Records supplied |
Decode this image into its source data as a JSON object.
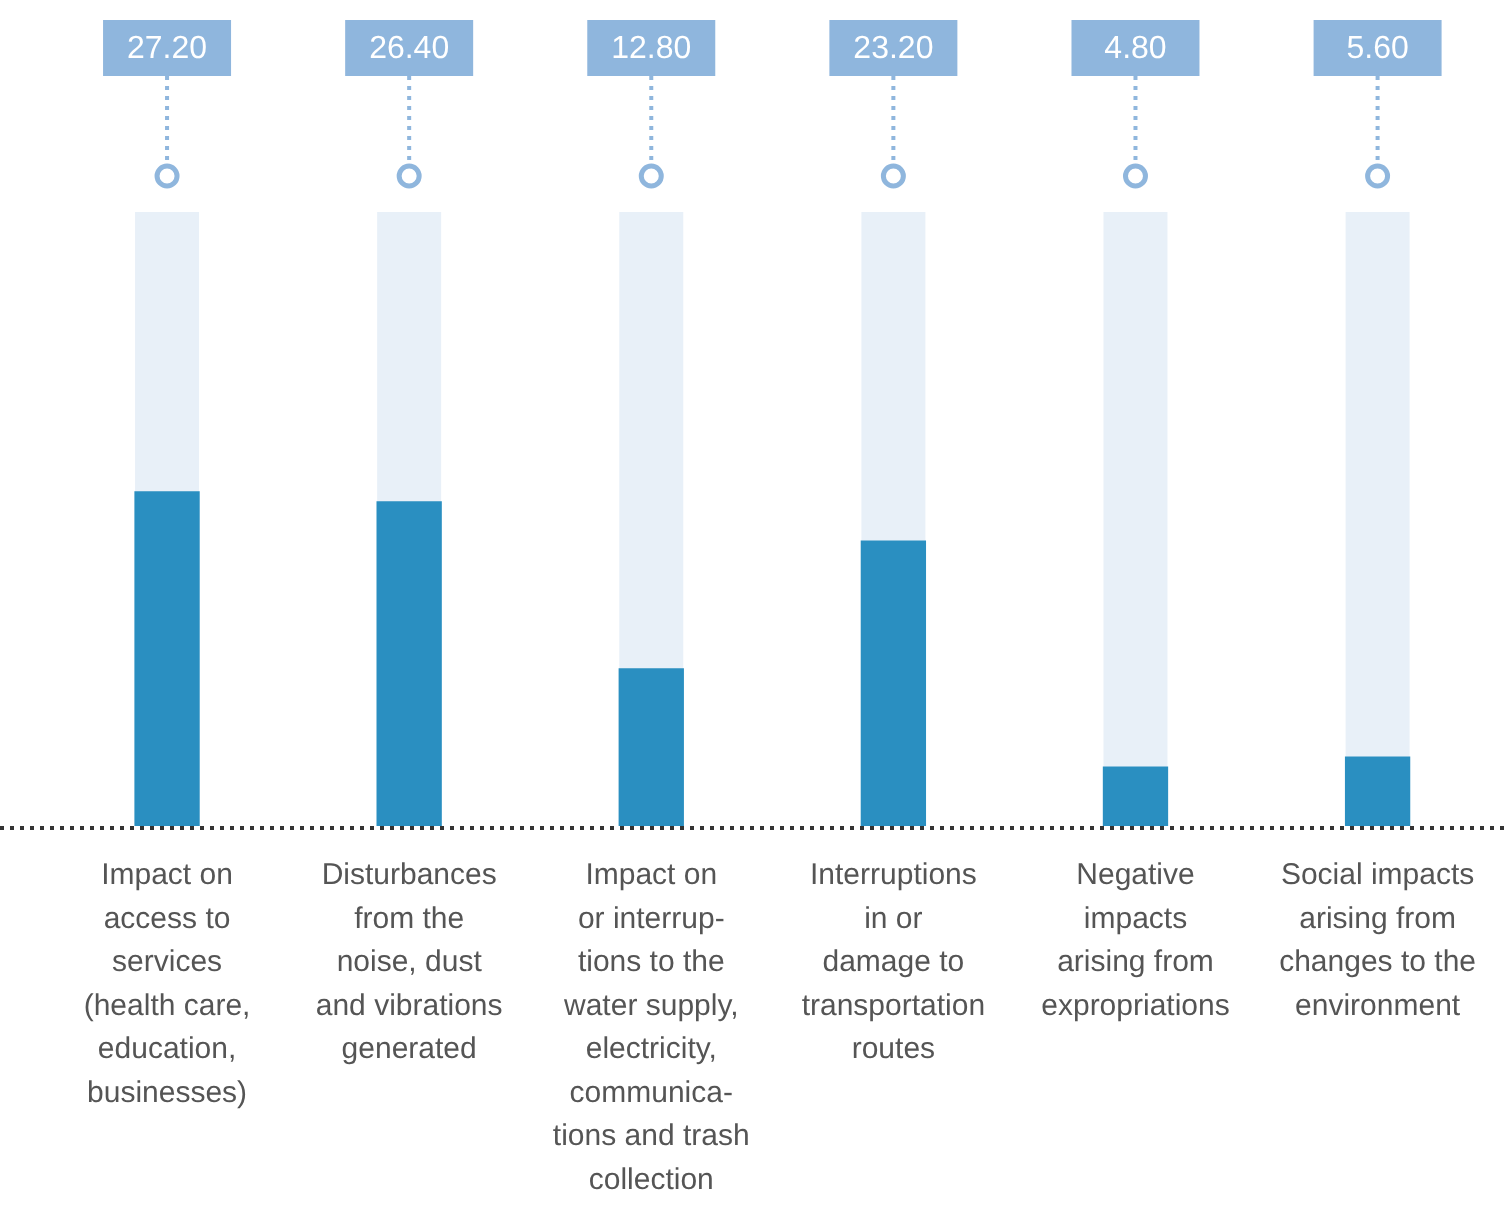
{
  "chart_data": {
    "type": "bar",
    "categories": [
      "Impact on\naccess to\nservices\n(health care,\neducation,\nbusinesses)",
      "Disturbances\nfrom the\nnoise, dust\nand vibrations\ngenerated",
      "Impact on\nor interrup-\ntions to the\nwater supply,\nelectricity,\ncommunica-\ntions and trash\ncollection",
      "Interruptions\nin or\ndamage to\ntransportation\nroutes",
      "Negative\nimpacts\narising from\nexpropriations",
      "Social impacts\narising from\nchanges to the\nenvironment"
    ],
    "values": [
      27.2,
      26.4,
      12.8,
      23.2,
      4.8,
      5.6
    ],
    "value_labels": [
      "27.20",
      "26.40",
      "12.80",
      "23.20",
      "4.80",
      "5.60"
    ],
    "color": "#2a8fc1",
    "ylim": [
      0,
      50
    ],
    "tick_labels": "x",
    "grid": false,
    "legend": false
  }
}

Direction | Your task is to copy the entries in full and exactly, without any images.

Answer in full |
Decode this image into its source data as a JSON object.
{
  "chart_data": {
    "type": "bar",
    "categories": [
      "Impact on\naccess to\nservices\n(health care,\neducation,\nbusinesses)",
      "Disturbances\nfrom the\nnoise, dust\nand vibrations\ngenerated",
      "Impact on\nor interrup-\ntions to the\nwater supply,\nelectricity,\ncommunica-\ntions and trash\ncollection",
      "Interruptions\nin or\ndamage to\ntransportation\nroutes",
      "Negative\nimpacts\narising from\nexpropriations",
      "Social impacts\narising from\nchanges to the\nenvironment"
    ],
    "values": [
      27.2,
      26.4,
      12.8,
      23.2,
      4.8,
      5.6
    ],
    "value_labels": [
      "27.20",
      "26.40",
      "12.80",
      "23.20",
      "4.80",
      "5.60"
    ],
    "color": "#2a8fc1",
    "ylim": [
      0,
      50
    ],
    "tick_labels": "x",
    "grid": false,
    "legend": false
  }
}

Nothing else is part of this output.